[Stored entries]
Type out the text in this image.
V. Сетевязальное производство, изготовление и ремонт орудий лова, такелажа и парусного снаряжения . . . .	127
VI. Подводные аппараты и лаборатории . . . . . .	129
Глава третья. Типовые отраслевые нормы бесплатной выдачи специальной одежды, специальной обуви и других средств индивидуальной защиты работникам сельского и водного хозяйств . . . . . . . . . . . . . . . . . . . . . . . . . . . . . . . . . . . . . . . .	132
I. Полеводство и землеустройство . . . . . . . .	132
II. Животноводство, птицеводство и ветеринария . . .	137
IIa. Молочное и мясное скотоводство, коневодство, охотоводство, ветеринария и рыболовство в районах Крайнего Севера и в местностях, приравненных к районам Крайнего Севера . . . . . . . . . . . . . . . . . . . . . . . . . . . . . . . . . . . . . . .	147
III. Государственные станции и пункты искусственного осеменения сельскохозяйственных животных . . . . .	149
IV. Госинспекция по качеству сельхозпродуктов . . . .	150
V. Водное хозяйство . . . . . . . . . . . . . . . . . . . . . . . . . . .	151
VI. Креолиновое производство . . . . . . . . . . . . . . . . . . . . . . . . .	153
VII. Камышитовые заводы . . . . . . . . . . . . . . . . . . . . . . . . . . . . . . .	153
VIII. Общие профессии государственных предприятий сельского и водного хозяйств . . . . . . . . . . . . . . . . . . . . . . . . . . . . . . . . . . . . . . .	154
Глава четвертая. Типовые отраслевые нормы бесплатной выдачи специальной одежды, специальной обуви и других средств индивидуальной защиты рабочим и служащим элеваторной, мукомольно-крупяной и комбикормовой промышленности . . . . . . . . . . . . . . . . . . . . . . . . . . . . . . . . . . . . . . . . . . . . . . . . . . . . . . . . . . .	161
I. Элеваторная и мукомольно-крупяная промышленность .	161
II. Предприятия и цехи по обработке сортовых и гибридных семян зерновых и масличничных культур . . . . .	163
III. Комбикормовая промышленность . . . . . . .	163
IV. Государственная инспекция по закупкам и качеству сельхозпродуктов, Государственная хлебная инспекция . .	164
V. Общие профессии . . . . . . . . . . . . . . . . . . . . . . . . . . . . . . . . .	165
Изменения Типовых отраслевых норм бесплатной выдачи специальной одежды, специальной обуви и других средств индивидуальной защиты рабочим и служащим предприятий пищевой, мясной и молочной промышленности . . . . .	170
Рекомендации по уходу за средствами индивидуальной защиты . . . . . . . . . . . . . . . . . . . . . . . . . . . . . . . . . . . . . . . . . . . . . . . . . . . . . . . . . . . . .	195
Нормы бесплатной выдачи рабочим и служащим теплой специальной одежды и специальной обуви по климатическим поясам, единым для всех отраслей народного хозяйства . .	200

THE REQUEST
Using the records above, pull out each line where the word "сельхозпродуктов" occurs.

TASK SOLUTION
IV. Госинспекция по качеству сельхозпродуктов . . . .	150
IV. Государственная инспекция по закупкам и качеству сельхозпродуктов, Государственная хлебная инспекция . .	164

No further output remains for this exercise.